## What you should do
In the records that follow, show each line where the word "name" is present.

(Dataset entries)
####################

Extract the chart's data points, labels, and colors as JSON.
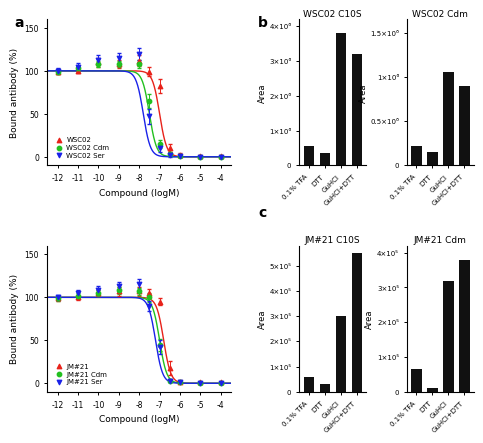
{
  "panel_a_top": {
    "xlabel": "Compound (logM)",
    "ylabel": "Bound antibody (%)",
    "xlim": [
      -12.5,
      -3.5
    ],
    "ylim": [
      -10,
      160
    ],
    "xticks": [
      -12,
      -11,
      -10,
      -9,
      -8,
      -7,
      -6,
      -5,
      -4
    ],
    "yticks": [
      0,
      50,
      100,
      150
    ],
    "series": [
      {
        "label": "WSC02",
        "color": "#e8221a",
        "marker": "^",
        "x": [
          -12,
          -11,
          -10,
          -9,
          -8,
          -7.5,
          -7,
          -6.5,
          -6,
          -5,
          -4
        ],
        "y": [
          99,
          100,
          110,
          108,
          112,
          99,
          82,
          10,
          2,
          1,
          1
        ],
        "yerr": [
          3,
          3,
          5,
          5,
          6,
          5,
          8,
          5,
          2,
          1,
          1
        ],
        "ec50": -7.0
      },
      {
        "label": "WSC02 Cdm",
        "color": "#22c020",
        "marker": "o",
        "x": [
          -12,
          -11,
          -10,
          -9,
          -8,
          -7.5,
          -7,
          -6.5,
          -6,
          -5,
          -4
        ],
        "y": [
          99,
          103,
          108,
          108,
          108,
          65,
          15,
          3,
          1,
          0,
          0
        ],
        "yerr": [
          3,
          3,
          4,
          4,
          5,
          8,
          5,
          2,
          1,
          1,
          1
        ],
        "ec50": -7.5
      },
      {
        "label": "WSC02 Ser",
        "color": "#1a22e8",
        "marker": "v",
        "x": [
          -12,
          -11,
          -10,
          -9,
          -8,
          -7.5,
          -7,
          -6.5,
          -6,
          -5,
          -4
        ],
        "y": [
          100,
          105,
          113,
          115,
          120,
          47,
          10,
          2,
          1,
          0,
          0
        ],
        "yerr": [
          3,
          4,
          5,
          6,
          7,
          9,
          5,
          2,
          1,
          1,
          1
        ],
        "ec50": -7.8
      }
    ]
  },
  "panel_a_bottom": {
    "xlabel": "Compound (logM)",
    "ylabel": "Bound antibody (%)",
    "xlim": [
      -12.5,
      -3.5
    ],
    "ylim": [
      -10,
      160
    ],
    "xticks": [
      -12,
      -11,
      -10,
      -9,
      -8,
      -7,
      -6,
      -5,
      -4
    ],
    "yticks": [
      0,
      50,
      100,
      150
    ],
    "series": [
      {
        "label": "JM#21",
        "color": "#e8221a",
        "marker": "^",
        "x": [
          -12,
          -11,
          -10,
          -9,
          -8,
          -7.5,
          -7,
          -6.5,
          -6,
          -5,
          -4
        ],
        "y": [
          99,
          100,
          105,
          107,
          107,
          105,
          95,
          18,
          2,
          1,
          1
        ],
        "yerr": [
          3,
          3,
          4,
          5,
          5,
          5,
          4,
          8,
          2,
          1,
          1
        ],
        "ec50": -6.8
      },
      {
        "label": "JM#21 Cdm",
        "color": "#22c020",
        "marker": "o",
        "x": [
          -12,
          -11,
          -10,
          -9,
          -8,
          -7.5,
          -7,
          -6.5,
          -6,
          -5,
          -4
        ],
        "y": [
          99,
          102,
          105,
          108,
          107,
          100,
          45,
          3,
          1,
          0,
          0
        ],
        "yerr": [
          3,
          3,
          4,
          4,
          4,
          5,
          7,
          2,
          1,
          1,
          1
        ],
        "ec50": -7.0
      },
      {
        "label": "JM#21 Ser",
        "color": "#1a22e8",
        "marker": "v",
        "x": [
          -12,
          -11,
          -10,
          -9,
          -8,
          -7.5,
          -7,
          -6.5,
          -6,
          -5,
          -4
        ],
        "y": [
          100,
          105,
          108,
          113,
          115,
          90,
          42,
          3,
          1,
          0,
          0
        ],
        "yerr": [
          3,
          4,
          5,
          5,
          6,
          6,
          8,
          2,
          1,
          1,
          1
        ],
        "ec50": -7.2
      }
    ]
  },
  "panel_b_left": {
    "title": "WSC02 C10S",
    "ylabel": "Area",
    "categories": [
      "0.1% TFA",
      "DTT",
      "GuHCl",
      "GuHCl+DTT"
    ],
    "values": [
      550000.0,
      350000.0,
      3800000.0,
      3200000.0
    ],
    "ylim": [
      0,
      4200000.0
    ],
    "ytick_max": 4000000.0,
    "ytick_step": 1000000.0,
    "ymax_label": "4×10⁶"
  },
  "panel_b_right": {
    "title": "WSC02 Cdm",
    "ylabel": "Area",
    "categories": [
      "0.1% TFA",
      "DTT",
      "GuHCl",
      "GuHCl+DTT"
    ],
    "values": [
      220000.0,
      150000.0,
      1050000.0,
      900000.0
    ],
    "ylim": [
      0,
      1650000.0
    ],
    "ytick_max": 1500000.0,
    "ytick_step": 500000.0,
    "ymax_label": "1.5×10⁶"
  },
  "panel_c_left": {
    "title": "JM#21 C10S",
    "ylabel": "Area",
    "categories": [
      "0.1% TFA",
      "DTT",
      "GuHCl",
      "GuHCl+DTT"
    ],
    "values": [
      60000.0,
      30000.0,
      300000.0,
      550000.0
    ],
    "ylim": [
      0,
      580000.0
    ],
    "ytick_max": 500000.0,
    "ytick_step": 100000.0,
    "ymax_label": "5×10⁵"
  },
  "panel_c_right": {
    "title": "JM#21 Cdm",
    "ylabel": "Area",
    "categories": [
      "0.1% TFA",
      "DTT",
      "GuHCl",
      "GuHCl+DTT"
    ],
    "values": [
      65000.0,
      12000.0,
      320000.0,
      380000.0
    ],
    "ylim": [
      0,
      420000.0
    ],
    "ytick_max": 400000.0,
    "ytick_step": 100000.0,
    "ymax_label": "4×10⁵"
  },
  "bar_color": "#111111",
  "background_color": "#ffffff"
}
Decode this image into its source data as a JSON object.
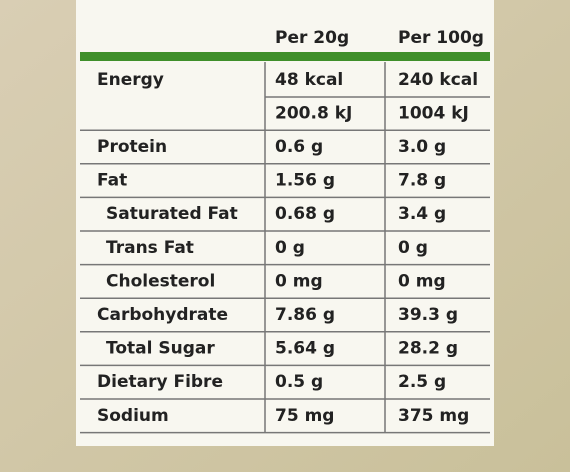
{
  "header": {
    "columns": [
      "Per 20g",
      "Per 100g"
    ]
  },
  "table": {
    "rows": [
      {
        "label": "Energy",
        "values": [
          [
            "48 kcal",
            "200.8 kJ"
          ],
          [
            "240 kcal",
            "1004 kJ"
          ]
        ]
      },
      {
        "label": "Protein",
        "values": [
          [
            "0.6 g"
          ],
          [
            "3.0 g"
          ]
        ]
      },
      {
        "label": "Fat",
        "values": [
          [
            "1.56 g"
          ],
          [
            "7.8 g"
          ]
        ]
      },
      {
        "label": "Saturated Fat",
        "indent": true,
        "values": [
          [
            "0.68 g"
          ],
          [
            "3.4 g"
          ]
        ]
      },
      {
        "label": "Trans Fat",
        "indent": true,
        "values": [
          [
            "0 g"
          ],
          [
            "0 g"
          ]
        ]
      },
      {
        "label": "Cholesterol",
        "indent": true,
        "values": [
          [
            "0 mg"
          ],
          [
            "0 mg"
          ]
        ]
      },
      {
        "label": "Carbohydrate",
        "values": [
          [
            "7.86 g"
          ],
          [
            "39.3 g"
          ]
        ]
      },
      {
        "label": "Total Sugar",
        "indent": true,
        "values": [
          [
            "5.64 g"
          ],
          [
            "28.2 g"
          ]
        ]
      },
      {
        "label": "Dietary Fibre",
        "values": [
          [
            "0.5 g"
          ],
          [
            "2.5 g"
          ]
        ]
      },
      {
        "label": "Sodium",
        "values": [
          [
            "75 mg"
          ],
          [
            "375 mg"
          ]
        ]
      }
    ]
  }
}
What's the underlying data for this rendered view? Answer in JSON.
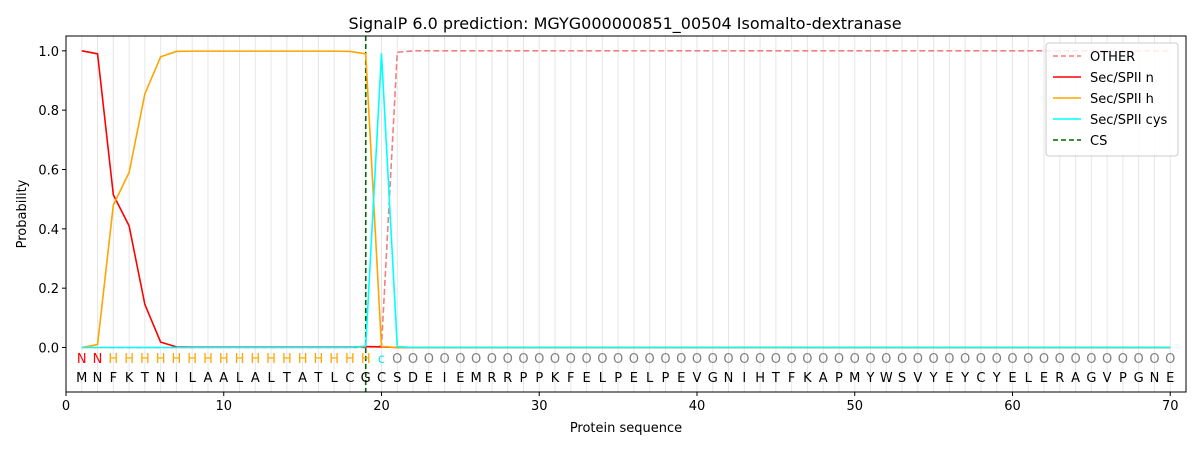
{
  "chart_data": {
    "type": "line",
    "title": "SignalP 6.0 prediction: MGYG000000851_00504 Isomalto-dextranase",
    "xlabel": "Protein sequence",
    "ylabel": "Probability",
    "xlim": [
      0,
      71
    ],
    "ylim": [
      -0.15,
      1.05
    ],
    "x_ticks": [
      0,
      10,
      20,
      30,
      40,
      50,
      60,
      70
    ],
    "y_ticks": [
      0.0,
      0.2,
      0.4,
      0.6,
      0.8,
      1.0
    ],
    "y_tick_labels": [
      "0.0",
      "0.2",
      "0.4",
      "0.6",
      "0.8",
      "1.0"
    ],
    "grid": "vertical lines at each residue",
    "legend_position": "top-right",
    "sequence": [
      "M",
      "N",
      "F",
      "K",
      "T",
      "N",
      "I",
      "L",
      "A",
      "A",
      "L",
      "A",
      "L",
      "T",
      "A",
      "T",
      "L",
      "C",
      "G",
      "C",
      "S",
      "D",
      "E",
      "I",
      "E",
      "M",
      "R",
      "R",
      "P",
      "P",
      "K",
      "F",
      "E",
      "L",
      "P",
      "E",
      "L",
      "P",
      "E",
      "V",
      "G",
      "N",
      "I",
      "H",
      "T",
      "F",
      "K",
      "A",
      "P",
      "M",
      "Y",
      "W",
      "S",
      "V",
      "Y",
      "E",
      "Y",
      "C",
      "Y",
      "E",
      "L",
      "E",
      "R",
      "A",
      "G",
      "V",
      "P",
      "G",
      "N",
      "E"
    ],
    "labels": [
      "N",
      "N",
      "H",
      "H",
      "H",
      "H",
      "H",
      "H",
      "H",
      "H",
      "H",
      "H",
      "H",
      "H",
      "H",
      "H",
      "H",
      "H",
      "H",
      "C",
      "O",
      "O",
      "O",
      "O",
      "O",
      "O",
      "O",
      "O",
      "O",
      "O",
      "O",
      "O",
      "O",
      "O",
      "O",
      "O",
      "O",
      "O",
      "O",
      "O",
      "O",
      "O",
      "O",
      "O",
      "O",
      "O",
      "O",
      "O",
      "O",
      "O",
      "O",
      "O",
      "O",
      "O",
      "O",
      "O",
      "O",
      "O",
      "O",
      "O",
      "O",
      "O",
      "O",
      "O",
      "O",
      "O",
      "O",
      "O",
      "O",
      "O"
    ],
    "label_colors": {
      "N": "#ff0000",
      "H": "#ffa500",
      "C": "#00e5ee",
      "O": "#808080"
    },
    "cleavage_site": 19,
    "series": [
      {
        "name": "OTHER",
        "color": "#f08080",
        "dash": "dashed",
        "values": [
          0,
          0,
          0,
          0,
          0,
          0,
          0,
          0,
          0,
          0,
          0,
          0,
          0,
          0,
          0,
          0,
          0,
          0,
          0,
          0.005,
          0.995,
          1,
          1,
          1,
          1,
          1,
          1,
          1,
          1,
          1,
          1,
          1,
          1,
          1,
          1,
          1,
          1,
          1,
          1,
          1,
          1,
          1,
          1,
          1,
          1,
          1,
          1,
          1,
          1,
          1,
          1,
          1,
          1,
          1,
          1,
          1,
          1,
          1,
          1,
          1,
          1,
          1,
          1,
          1,
          1,
          1,
          1,
          1,
          1,
          1
        ]
      },
      {
        "name": "Sec/SPII n",
        "color": "#ff0000",
        "dash": "solid",
        "values": [
          1.0,
          0.99,
          0.515,
          0.41,
          0.145,
          0.018,
          0.002,
          0.001,
          0.001,
          0.001,
          0.001,
          0.001,
          0.001,
          0.001,
          0.001,
          0.001,
          0.001,
          0.001,
          0.003,
          0.002,
          0,
          0,
          0,
          0,
          0,
          0,
          0,
          0,
          0,
          0,
          0,
          0,
          0,
          0,
          0,
          0,
          0,
          0,
          0,
          0,
          0,
          0,
          0,
          0,
          0,
          0,
          0,
          0,
          0,
          0,
          0,
          0,
          0,
          0,
          0,
          0,
          0,
          0,
          0,
          0,
          0,
          0,
          0,
          0,
          0,
          0,
          0,
          0,
          0,
          0
        ]
      },
      {
        "name": "Sec/SPII h",
        "color": "#ffa500",
        "dash": "solid",
        "values": [
          0,
          0.01,
          0.48,
          0.59,
          0.855,
          0.98,
          0.998,
          0.999,
          0.999,
          0.999,
          0.999,
          0.999,
          0.999,
          0.999,
          0.999,
          0.999,
          0.999,
          0.998,
          0.99,
          0.003,
          0,
          0,
          0,
          0,
          0,
          0,
          0,
          0,
          0,
          0,
          0,
          0,
          0,
          0,
          0,
          0,
          0,
          0,
          0,
          0,
          0,
          0,
          0,
          0,
          0,
          0,
          0,
          0,
          0,
          0,
          0,
          0,
          0,
          0,
          0,
          0,
          0,
          0,
          0,
          0,
          0,
          0,
          0,
          0,
          0,
          0,
          0,
          0,
          0,
          0
        ]
      },
      {
        "name": "Sec/SPII cys",
        "color": "#00ffff",
        "dash": "solid",
        "values": [
          0,
          0,
          0,
          0,
          0,
          0,
          0,
          0,
          0,
          0,
          0,
          0,
          0,
          0,
          0,
          0,
          0,
          0,
          0.005,
          0.99,
          0.003,
          0,
          0,
          0,
          0,
          0,
          0,
          0,
          0,
          0,
          0,
          0,
          0,
          0,
          0,
          0,
          0,
          0,
          0,
          0,
          0,
          0,
          0,
          0,
          0,
          0,
          0,
          0,
          0,
          0,
          0,
          0,
          0,
          0,
          0,
          0,
          0,
          0,
          0,
          0,
          0,
          0,
          0,
          0,
          0,
          0,
          0,
          0,
          0,
          0
        ]
      }
    ],
    "cs_legend": {
      "name": "CS",
      "color": "#006400",
      "dash": "dashed"
    }
  }
}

####################

## Response for this exercise
        "name": "OTHER",
        "name": "Sec/SPII n",
        "name": "Sec/SPII h",
        "name": "Sec/SPII cys",
      "name": "CS",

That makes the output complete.